(Dataset items)
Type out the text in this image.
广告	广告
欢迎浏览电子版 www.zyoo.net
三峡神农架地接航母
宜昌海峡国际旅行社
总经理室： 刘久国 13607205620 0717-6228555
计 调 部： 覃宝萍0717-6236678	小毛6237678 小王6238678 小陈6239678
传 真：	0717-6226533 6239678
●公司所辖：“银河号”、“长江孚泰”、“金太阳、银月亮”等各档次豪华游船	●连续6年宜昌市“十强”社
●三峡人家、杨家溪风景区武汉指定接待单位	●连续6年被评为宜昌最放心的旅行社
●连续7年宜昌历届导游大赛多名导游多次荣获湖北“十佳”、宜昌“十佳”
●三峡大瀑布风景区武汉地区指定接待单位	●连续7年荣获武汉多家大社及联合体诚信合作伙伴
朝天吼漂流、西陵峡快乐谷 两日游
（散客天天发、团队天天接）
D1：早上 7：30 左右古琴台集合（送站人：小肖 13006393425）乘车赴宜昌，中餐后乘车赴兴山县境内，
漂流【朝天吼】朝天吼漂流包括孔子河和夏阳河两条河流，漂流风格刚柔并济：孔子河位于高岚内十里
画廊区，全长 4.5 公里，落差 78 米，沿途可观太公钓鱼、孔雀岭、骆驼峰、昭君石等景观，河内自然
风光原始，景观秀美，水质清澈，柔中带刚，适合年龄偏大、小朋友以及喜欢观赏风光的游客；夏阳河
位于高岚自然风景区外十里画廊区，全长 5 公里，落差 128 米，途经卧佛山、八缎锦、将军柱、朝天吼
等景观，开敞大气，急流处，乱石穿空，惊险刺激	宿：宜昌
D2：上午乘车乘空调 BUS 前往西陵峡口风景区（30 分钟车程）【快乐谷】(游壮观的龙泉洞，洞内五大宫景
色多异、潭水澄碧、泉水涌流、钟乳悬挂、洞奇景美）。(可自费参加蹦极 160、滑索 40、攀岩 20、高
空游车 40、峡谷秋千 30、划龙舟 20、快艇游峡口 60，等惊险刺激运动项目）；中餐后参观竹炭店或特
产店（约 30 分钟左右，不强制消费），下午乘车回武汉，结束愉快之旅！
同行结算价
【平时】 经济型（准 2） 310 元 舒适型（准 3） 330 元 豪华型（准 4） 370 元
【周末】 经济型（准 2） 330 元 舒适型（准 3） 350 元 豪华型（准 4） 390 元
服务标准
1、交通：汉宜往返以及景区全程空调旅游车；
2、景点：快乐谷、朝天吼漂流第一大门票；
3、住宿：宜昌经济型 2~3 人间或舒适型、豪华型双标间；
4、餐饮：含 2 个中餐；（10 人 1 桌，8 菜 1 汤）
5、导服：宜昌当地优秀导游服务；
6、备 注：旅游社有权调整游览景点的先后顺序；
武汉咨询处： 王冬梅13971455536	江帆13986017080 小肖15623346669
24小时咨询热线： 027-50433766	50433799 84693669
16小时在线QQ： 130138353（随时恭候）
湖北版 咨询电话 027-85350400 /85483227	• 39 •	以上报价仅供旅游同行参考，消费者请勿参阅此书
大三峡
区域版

→ Exercise directions: Your task is to repeat every line exactly.

→ Answer to this exercise:
Type out the text in this image.
广告	广告
欢迎浏览电子版 www.zyoo.net
三峡神农架地接航母
宜昌海峡国际旅行社
总经理室： 刘久国 13607205620 0717-6228555
计 调 部： 覃宝萍0717-6236678	小毛6237678 小王6238678 小陈6239678
传 真：	0717-6226533 6239678
●公司所辖：“银河号”、“长江孚泰”、“金太阳、银月亮”等各档次豪华游船	●连续6年宜昌市“十强”社
●三峡人家、杨家溪风景区武汉指定接待单位	●连续6年被评为宜昌最放心的旅行社
●连续7年宜昌历届导游大赛多名导游多次荣获湖北“十佳”、宜昌“十佳”
●三峡大瀑布风景区武汉地区指定接待单位	●连续7年荣获武汉多家大社及联合体诚信合作伙伴
朝天吼漂流、西陵峡快乐谷 两日游
（散客天天发、团队天天接）
D1：早上 7：30 左右古琴台集合（送站人：小肖 13006393425）乘车赴宜昌，中餐后乘车赴兴山县境内，
漂流【朝天吼】朝天吼漂流包括孔子河和夏阳河两条河流，漂流风格刚柔并济：孔子河位于高岚内十里
画廊区，全长 4.5 公里，落差 78 米，沿途可观太公钓鱼、孔雀岭、骆驼峰、昭君石等景观，河内自然
风光原始，景观秀美，水质清澈，柔中带刚，适合年龄偏大、小朋友以及喜欢观赏风光的游客；夏阳河
位于高岚自然风景区外十里画廊区，全长 5 公里，落差 128 米，途经卧佛山、八缎锦、将军柱、朝天吼
等景观，开敞大气，急流处，乱石穿空，惊险刺激	宿：宜昌
D2：上午乘车乘空调 BUS 前往西陵峡口风景区（30 分钟车程）【快乐谷】(游壮观的龙泉洞，洞内五大宫景
色多异、潭水澄碧、泉水涌流、钟乳悬挂、洞奇景美）。(可自费参加蹦极 160、滑索 40、攀岩 20、高
空游车 40、峡谷秋千 30、划龙舟 20、快艇游峡口 60，等惊险刺激运动项目）；中餐后参观竹炭店或特
产店（约 30 分钟左右，不强制消费），下午乘车回武汉，结束愉快之旅！
同行结算价
【平时】 经济型（准 2） 310 元 舒适型（准 3） 330 元 豪华型（准 4） 370 元
【周末】 经济型（准 2） 330 元 舒适型（准 3） 350 元 豪华型（准 4） 390 元
服务标准
1、交通：汉宜往返以及景区全程空调旅游车；
2、景点：快乐谷、朝天吼漂流第一大门票；
3、住宿：宜昌经济型 2~3 人间或舒适型、豪华型双标间；
4、餐饮：含 2 个中餐；（10 人 1 桌，8 菜 1 汤）
5、导服：宜昌当地优秀导游服务；
6、备 注：旅游社有权调整游览景点的先后顺序；
武汉咨询处： 王冬梅13971455536	江帆13986017080 小肖15623346669
24小时咨询热线： 027-50433766	50433799 84693669
16小时在线QQ： 130138353（随时恭候）
湖北版 咨询电话 027-85350400 /85483227	• 39 •	以上报价仅供旅游同行参考，消费者请勿参阅此书
大三峡
区域版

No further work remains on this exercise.